What to work on. Write out the material exactly, with the pictures left out.

Raw data.
┄┄┄┄┄┄┄┄┄┄

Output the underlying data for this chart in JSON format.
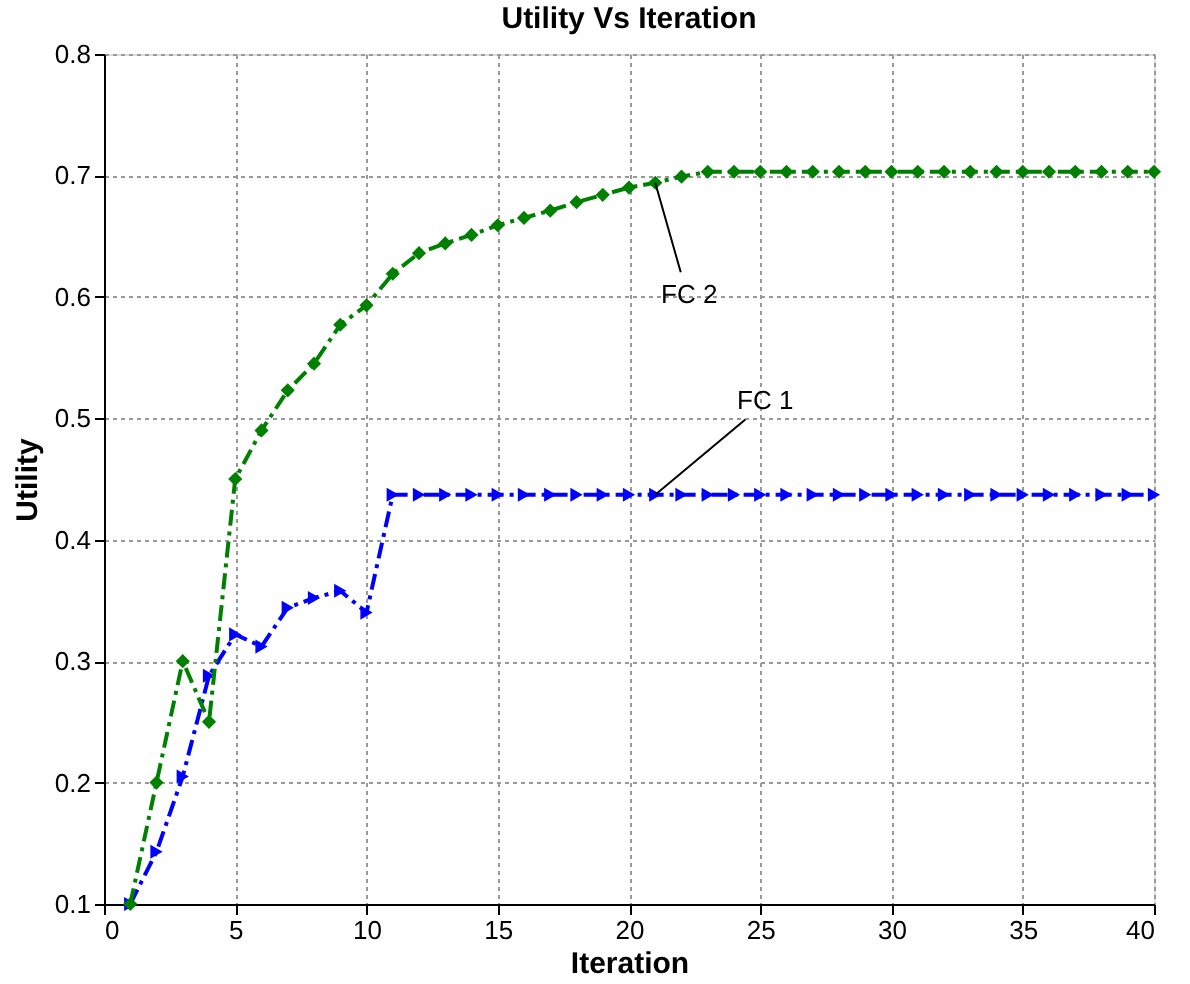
{
  "chart_data": {
    "type": "line",
    "title": "Utility Vs Iteration",
    "xlabel": "Iteration",
    "ylabel": "Utility",
    "xlim": [
      0,
      40
    ],
    "xticks": [
      0,
      5,
      10,
      15,
      20,
      25,
      30,
      35,
      40
    ],
    "ylim": [
      0.1,
      0.8
    ],
    "yticks": [
      0.1,
      0.2,
      0.3,
      0.4,
      0.5,
      0.6,
      0.7,
      0.8
    ],
    "grid": true,
    "line_style": "dashed",
    "x": [
      1,
      2,
      3,
      4,
      5,
      6,
      7,
      8,
      9,
      10,
      11,
      12,
      13,
      14,
      15,
      16,
      17,
      18,
      19,
      20,
      21,
      22,
      23,
      24,
      25,
      26,
      27,
      28,
      29,
      30,
      31,
      32,
      33,
      34,
      35,
      36,
      37,
      38,
      39,
      40
    ],
    "series": [
      {
        "color": "#0000ff",
        "marker": "triangle",
        "values": [
          0.1,
          0.143,
          0.205,
          0.288,
          0.322,
          0.312,
          0.344,
          0.352,
          0.358,
          0.34,
          0.437,
          0.437,
          0.437,
          0.437,
          0.437,
          0.437,
          0.437,
          0.437,
          0.437,
          0.437,
          0.437,
          0.437,
          0.437,
          0.437,
          0.437,
          0.437,
          0.437,
          0.437,
          0.437,
          0.437,
          0.437,
          0.437,
          0.437,
          0.437,
          0.437,
          0.437,
          0.437,
          0.437,
          0.437,
          0.437
        ]
      },
      {
        "color": "#008000",
        "marker": "diamond",
        "values": [
          0.1,
          0.2,
          0.3,
          0.25,
          0.45,
          0.49,
          0.523,
          0.545,
          0.577,
          0.593,
          0.619,
          0.636,
          0.644,
          0.651,
          0.659,
          0.665,
          0.671,
          0.678,
          0.684,
          0.69,
          0.694,
          0.699,
          0.703,
          0.703,
          0.703,
          0.703,
          0.703,
          0.703,
          0.703,
          0.703,
          0.703,
          0.703,
          0.703,
          0.703,
          0.703,
          0.703,
          0.703,
          0.703,
          0.703,
          0.703
        ]
      }
    ],
    "annotations": [
      {
        "text": "FC 1",
        "x": 21,
        "y": 0.437
      },
      {
        "text": "FC 2",
        "x": 21,
        "y": 0.694
      }
    ]
  }
}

┄┄┄┄┄┄┄┄┄┄

Written answer.
Output the underlying data for this chart in JSON format.
{
  "chart_data": {
    "type": "line",
    "title": "Utility Vs Iteration",
    "xlabel": "Iteration",
    "ylabel": "Utility",
    "xlim": [
      0,
      40
    ],
    "xticks": [
      0,
      5,
      10,
      15,
      20,
      25,
      30,
      35,
      40
    ],
    "ylim": [
      0.1,
      0.8
    ],
    "yticks": [
      0.1,
      0.2,
      0.3,
      0.4,
      0.5,
      0.6,
      0.7,
      0.8
    ],
    "grid": true,
    "line_style": "dashed",
    "x": [
      1,
      2,
      3,
      4,
      5,
      6,
      7,
      8,
      9,
      10,
      11,
      12,
      13,
      14,
      15,
      16,
      17,
      18,
      19,
      20,
      21,
      22,
      23,
      24,
      25,
      26,
      27,
      28,
      29,
      30,
      31,
      32,
      33,
      34,
      35,
      36,
      37,
      38,
      39,
      40
    ],
    "series": [
      {
        "color": "#0000ff",
        "marker": "triangle",
        "values": [
          0.1,
          0.143,
          0.205,
          0.288,
          0.322,
          0.312,
          0.344,
          0.352,
          0.358,
          0.34,
          0.437,
          0.437,
          0.437,
          0.437,
          0.437,
          0.437,
          0.437,
          0.437,
          0.437,
          0.437,
          0.437,
          0.437,
          0.437,
          0.437,
          0.437,
          0.437,
          0.437,
          0.437,
          0.437,
          0.437,
          0.437,
          0.437,
          0.437,
          0.437,
          0.437,
          0.437,
          0.437,
          0.437,
          0.437,
          0.437
        ]
      },
      {
        "color": "#008000",
        "marker": "diamond",
        "values": [
          0.1,
          0.2,
          0.3,
          0.25,
          0.45,
          0.49,
          0.523,
          0.545,
          0.577,
          0.593,
          0.619,
          0.636,
          0.644,
          0.651,
          0.659,
          0.665,
          0.671,
          0.678,
          0.684,
          0.69,
          0.694,
          0.699,
          0.703,
          0.703,
          0.703,
          0.703,
          0.703,
          0.703,
          0.703,
          0.703,
          0.703,
          0.703,
          0.703,
          0.703,
          0.703,
          0.703,
          0.703,
          0.703,
          0.703,
          0.703
        ]
      }
    ],
    "annotations": [
      {
        "text": "FC 1",
        "x": 21,
        "y": 0.437
      },
      {
        "text": "FC 2",
        "x": 21,
        "y": 0.694
      }
    ]
  }
}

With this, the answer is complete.